Please rewrite the entries from the first line through the line with "right-y-tick-label: 8: [514, 220, 522, 236]", both included, and swap "left-y-tick-label" for "left-axis-label". Leave everything else in those lines unchanged, and give only those lines.

_ _ _ _ _

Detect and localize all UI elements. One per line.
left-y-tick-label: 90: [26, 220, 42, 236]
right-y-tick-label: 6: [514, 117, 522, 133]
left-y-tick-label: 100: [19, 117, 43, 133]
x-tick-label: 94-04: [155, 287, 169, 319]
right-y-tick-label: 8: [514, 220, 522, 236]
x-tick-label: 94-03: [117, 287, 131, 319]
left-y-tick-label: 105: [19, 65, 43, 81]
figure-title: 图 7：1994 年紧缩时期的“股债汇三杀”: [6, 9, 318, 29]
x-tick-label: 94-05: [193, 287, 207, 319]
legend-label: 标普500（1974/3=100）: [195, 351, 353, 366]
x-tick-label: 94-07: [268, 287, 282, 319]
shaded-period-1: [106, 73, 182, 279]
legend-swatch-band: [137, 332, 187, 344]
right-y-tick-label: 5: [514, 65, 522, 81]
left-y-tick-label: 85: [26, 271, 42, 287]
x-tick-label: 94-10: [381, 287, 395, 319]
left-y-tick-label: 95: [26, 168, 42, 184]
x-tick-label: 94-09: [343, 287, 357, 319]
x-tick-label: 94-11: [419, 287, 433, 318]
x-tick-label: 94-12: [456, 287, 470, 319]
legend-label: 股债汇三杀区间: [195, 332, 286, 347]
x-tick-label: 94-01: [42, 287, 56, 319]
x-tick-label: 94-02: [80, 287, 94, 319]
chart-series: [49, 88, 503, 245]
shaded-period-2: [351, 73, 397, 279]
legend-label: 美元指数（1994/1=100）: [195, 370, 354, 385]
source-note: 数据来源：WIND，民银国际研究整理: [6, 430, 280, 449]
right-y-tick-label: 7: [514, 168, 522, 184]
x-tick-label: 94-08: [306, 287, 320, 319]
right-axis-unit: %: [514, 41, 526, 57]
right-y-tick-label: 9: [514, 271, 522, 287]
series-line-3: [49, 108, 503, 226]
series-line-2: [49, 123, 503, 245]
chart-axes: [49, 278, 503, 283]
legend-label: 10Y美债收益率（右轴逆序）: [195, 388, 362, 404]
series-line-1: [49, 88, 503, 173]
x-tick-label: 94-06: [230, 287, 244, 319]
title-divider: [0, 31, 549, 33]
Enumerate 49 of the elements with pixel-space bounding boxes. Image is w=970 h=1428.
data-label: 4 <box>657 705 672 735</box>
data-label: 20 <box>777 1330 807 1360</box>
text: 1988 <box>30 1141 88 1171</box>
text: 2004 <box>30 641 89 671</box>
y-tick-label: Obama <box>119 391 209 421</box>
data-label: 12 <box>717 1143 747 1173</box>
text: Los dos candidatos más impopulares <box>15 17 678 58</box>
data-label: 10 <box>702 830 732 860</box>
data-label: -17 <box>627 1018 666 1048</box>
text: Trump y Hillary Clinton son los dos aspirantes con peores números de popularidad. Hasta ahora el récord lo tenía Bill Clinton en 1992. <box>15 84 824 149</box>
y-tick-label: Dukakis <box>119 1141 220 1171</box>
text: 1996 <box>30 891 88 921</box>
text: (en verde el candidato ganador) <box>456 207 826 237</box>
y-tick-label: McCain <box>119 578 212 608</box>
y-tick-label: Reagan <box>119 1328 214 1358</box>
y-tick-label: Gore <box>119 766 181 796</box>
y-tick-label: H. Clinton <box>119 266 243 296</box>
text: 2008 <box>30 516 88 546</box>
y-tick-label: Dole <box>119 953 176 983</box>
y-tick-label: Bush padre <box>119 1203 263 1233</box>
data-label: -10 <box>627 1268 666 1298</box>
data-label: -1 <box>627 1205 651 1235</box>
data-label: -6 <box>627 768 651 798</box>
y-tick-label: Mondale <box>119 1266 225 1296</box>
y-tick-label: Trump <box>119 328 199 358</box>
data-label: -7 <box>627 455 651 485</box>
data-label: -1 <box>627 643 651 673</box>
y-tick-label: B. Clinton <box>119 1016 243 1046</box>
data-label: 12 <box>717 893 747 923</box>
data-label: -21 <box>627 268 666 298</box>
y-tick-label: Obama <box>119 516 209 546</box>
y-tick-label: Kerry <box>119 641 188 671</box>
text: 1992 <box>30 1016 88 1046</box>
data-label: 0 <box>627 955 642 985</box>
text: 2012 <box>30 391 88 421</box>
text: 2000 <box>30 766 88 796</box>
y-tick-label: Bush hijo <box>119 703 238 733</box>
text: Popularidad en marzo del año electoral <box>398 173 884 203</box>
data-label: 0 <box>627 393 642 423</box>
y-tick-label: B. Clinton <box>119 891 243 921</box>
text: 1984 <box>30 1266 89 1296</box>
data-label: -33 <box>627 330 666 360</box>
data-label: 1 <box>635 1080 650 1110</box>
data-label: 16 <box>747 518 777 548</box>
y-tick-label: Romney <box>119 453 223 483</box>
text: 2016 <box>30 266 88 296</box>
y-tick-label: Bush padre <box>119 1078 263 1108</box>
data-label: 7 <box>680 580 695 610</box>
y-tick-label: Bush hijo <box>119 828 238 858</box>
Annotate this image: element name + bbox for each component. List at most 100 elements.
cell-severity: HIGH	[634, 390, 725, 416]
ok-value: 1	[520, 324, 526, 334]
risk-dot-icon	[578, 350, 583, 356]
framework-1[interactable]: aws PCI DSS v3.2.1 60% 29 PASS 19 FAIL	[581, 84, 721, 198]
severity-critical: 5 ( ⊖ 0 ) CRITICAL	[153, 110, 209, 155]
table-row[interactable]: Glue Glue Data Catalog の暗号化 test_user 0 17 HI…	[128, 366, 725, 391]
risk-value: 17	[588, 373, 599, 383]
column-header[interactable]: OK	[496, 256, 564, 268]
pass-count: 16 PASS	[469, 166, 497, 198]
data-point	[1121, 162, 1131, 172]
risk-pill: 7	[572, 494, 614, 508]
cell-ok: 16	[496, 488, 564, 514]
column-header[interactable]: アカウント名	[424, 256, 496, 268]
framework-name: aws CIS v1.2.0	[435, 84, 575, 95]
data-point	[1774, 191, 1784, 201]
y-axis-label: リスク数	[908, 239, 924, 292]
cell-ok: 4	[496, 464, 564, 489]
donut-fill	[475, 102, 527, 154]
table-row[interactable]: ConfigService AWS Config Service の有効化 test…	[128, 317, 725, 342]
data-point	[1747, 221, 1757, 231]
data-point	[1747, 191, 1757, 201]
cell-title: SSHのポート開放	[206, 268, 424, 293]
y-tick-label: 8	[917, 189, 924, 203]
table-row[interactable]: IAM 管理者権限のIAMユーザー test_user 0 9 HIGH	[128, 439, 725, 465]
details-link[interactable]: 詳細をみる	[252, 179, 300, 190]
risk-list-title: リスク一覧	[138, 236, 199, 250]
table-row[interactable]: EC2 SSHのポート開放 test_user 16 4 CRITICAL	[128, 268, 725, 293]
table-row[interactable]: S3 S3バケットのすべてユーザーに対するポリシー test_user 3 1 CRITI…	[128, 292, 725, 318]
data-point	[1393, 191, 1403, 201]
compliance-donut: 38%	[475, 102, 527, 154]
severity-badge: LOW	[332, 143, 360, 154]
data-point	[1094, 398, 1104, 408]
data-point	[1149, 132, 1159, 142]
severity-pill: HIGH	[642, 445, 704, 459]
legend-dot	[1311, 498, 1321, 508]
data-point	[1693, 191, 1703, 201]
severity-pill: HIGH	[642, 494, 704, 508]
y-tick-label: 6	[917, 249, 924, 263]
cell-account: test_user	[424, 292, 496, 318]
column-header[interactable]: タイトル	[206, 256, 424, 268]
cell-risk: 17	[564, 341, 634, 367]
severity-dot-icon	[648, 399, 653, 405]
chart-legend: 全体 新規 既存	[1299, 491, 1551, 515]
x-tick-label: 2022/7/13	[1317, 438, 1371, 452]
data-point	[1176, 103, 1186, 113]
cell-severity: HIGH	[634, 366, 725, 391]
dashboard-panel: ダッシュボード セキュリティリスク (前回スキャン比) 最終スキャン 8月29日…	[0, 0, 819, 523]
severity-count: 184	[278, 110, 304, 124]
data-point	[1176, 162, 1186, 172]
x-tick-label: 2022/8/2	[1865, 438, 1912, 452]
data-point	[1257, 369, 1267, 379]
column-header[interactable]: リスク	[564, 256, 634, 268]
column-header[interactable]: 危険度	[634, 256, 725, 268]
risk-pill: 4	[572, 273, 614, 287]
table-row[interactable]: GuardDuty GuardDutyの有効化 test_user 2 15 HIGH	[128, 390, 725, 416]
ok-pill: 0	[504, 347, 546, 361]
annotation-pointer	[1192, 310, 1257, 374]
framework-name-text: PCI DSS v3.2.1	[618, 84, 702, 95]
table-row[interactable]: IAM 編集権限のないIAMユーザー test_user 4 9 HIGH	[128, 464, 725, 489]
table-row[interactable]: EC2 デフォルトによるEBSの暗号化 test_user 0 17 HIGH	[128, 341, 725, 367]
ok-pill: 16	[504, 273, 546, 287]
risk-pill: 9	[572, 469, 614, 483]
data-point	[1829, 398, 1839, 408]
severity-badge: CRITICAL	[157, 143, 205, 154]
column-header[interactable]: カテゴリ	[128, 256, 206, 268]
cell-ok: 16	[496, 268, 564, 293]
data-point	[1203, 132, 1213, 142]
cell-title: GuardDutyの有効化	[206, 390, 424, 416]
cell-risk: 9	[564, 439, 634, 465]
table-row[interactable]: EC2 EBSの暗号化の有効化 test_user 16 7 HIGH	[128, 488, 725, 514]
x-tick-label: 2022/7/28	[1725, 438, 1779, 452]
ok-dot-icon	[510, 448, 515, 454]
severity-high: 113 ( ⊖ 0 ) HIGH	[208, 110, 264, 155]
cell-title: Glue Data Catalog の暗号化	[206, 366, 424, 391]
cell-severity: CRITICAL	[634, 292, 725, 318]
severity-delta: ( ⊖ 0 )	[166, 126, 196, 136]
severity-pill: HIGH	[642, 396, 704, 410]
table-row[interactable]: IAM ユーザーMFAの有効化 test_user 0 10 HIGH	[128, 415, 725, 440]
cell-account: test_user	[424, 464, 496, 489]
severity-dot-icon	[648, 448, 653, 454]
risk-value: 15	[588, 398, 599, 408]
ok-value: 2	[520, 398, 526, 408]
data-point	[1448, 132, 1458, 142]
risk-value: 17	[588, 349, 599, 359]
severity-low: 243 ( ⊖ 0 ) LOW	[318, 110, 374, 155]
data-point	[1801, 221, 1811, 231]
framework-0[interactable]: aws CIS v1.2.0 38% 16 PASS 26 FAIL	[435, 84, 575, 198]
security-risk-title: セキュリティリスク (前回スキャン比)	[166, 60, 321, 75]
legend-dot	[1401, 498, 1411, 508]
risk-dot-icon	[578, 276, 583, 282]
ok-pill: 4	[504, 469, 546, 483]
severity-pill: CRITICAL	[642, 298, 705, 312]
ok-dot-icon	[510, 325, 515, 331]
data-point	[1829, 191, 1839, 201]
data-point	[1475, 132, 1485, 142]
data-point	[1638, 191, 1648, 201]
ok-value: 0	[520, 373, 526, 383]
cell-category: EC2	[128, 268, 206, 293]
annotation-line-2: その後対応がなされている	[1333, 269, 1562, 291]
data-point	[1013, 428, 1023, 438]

_ _ _ _ _

= Answer to the problem =
Detect and localize all UI elements. One per line.
left-axis-label: 90: [26, 220, 42, 236]
right-y-tick-label: 6: [514, 117, 522, 133]
left-axis-label: 100: [19, 117, 43, 133]
x-tick-label: 94-04: [155, 287, 169, 319]
right-y-tick-label: 8: [514, 220, 522, 236]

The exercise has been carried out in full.